↓
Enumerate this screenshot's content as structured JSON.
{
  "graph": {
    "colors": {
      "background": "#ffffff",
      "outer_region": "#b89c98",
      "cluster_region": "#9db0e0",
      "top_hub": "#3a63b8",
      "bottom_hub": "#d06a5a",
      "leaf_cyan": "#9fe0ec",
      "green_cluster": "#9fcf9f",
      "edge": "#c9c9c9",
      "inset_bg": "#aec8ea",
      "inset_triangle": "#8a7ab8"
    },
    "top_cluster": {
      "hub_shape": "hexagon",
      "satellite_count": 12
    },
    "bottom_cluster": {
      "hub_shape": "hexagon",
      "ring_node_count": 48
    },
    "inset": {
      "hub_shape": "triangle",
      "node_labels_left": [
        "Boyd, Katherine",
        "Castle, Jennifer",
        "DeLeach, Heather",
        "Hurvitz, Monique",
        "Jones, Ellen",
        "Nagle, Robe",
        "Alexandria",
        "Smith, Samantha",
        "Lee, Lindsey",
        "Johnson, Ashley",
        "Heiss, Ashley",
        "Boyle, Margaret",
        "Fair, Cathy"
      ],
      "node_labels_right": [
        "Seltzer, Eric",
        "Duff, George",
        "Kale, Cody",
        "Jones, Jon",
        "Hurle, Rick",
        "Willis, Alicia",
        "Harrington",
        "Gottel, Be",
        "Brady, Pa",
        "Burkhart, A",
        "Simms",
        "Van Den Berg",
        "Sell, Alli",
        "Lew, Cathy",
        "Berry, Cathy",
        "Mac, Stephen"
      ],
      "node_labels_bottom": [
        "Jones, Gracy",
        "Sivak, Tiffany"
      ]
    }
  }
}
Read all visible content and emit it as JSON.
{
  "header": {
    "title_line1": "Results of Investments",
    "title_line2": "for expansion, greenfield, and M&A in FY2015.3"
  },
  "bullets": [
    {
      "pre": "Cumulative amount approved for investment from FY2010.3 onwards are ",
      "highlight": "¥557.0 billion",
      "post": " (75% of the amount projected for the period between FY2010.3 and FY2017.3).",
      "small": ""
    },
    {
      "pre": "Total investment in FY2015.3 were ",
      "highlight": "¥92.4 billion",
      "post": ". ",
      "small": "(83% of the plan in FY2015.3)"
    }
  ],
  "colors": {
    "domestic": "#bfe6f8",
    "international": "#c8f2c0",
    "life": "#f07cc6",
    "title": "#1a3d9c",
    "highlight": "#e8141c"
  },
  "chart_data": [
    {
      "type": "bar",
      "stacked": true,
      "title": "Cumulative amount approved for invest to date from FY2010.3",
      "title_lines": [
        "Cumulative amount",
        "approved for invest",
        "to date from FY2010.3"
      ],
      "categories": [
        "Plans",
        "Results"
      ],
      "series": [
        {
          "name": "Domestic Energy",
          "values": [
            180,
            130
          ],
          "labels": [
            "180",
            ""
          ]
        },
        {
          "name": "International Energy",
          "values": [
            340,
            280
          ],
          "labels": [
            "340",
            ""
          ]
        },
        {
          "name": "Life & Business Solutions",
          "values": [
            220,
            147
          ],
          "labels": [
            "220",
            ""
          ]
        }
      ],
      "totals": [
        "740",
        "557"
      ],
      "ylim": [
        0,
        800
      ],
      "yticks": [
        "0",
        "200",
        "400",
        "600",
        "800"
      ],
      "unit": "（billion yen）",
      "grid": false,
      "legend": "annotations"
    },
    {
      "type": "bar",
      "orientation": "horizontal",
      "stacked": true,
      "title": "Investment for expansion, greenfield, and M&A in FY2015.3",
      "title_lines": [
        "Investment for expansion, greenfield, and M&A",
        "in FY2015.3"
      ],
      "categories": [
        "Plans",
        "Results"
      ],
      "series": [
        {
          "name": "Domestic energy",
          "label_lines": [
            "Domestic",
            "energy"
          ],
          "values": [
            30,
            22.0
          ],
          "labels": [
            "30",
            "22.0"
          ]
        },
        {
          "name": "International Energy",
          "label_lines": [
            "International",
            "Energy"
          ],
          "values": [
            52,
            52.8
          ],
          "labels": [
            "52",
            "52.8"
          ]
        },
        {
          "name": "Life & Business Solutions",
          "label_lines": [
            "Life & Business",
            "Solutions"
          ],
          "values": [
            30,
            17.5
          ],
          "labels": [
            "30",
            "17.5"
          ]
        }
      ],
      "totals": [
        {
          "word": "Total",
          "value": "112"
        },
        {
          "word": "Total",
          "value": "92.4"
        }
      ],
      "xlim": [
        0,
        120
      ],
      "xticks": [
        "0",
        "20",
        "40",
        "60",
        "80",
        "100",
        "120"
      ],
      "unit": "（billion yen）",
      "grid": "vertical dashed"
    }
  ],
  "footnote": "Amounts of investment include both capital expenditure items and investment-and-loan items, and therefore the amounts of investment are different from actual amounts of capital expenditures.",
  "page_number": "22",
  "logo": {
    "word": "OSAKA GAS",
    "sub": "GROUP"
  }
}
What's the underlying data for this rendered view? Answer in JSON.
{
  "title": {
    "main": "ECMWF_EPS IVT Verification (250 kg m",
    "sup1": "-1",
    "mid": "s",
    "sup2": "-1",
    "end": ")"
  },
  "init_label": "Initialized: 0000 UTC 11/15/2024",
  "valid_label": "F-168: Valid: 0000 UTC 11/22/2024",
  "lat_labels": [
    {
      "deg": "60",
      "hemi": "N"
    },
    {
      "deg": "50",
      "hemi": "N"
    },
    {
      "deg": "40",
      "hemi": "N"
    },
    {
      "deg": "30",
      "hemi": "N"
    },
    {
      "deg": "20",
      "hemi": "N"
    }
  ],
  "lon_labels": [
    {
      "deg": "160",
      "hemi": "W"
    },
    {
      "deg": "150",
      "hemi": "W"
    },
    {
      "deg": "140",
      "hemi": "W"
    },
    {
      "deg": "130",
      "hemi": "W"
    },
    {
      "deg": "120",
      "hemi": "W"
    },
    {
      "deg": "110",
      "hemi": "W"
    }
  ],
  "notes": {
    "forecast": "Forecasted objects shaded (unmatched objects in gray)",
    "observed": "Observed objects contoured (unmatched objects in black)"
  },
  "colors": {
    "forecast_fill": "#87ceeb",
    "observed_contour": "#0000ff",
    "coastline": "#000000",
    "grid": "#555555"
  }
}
↑
What to do →
From the entries above, copy each line holding "Cumulative".

Written solution →
      "pre": "Cumulative amount approved for investment from FY2010.3 onwards are ",
      "title": "Cumulative amount approved for invest to date from FY2010.3",
        "Cumulative amount",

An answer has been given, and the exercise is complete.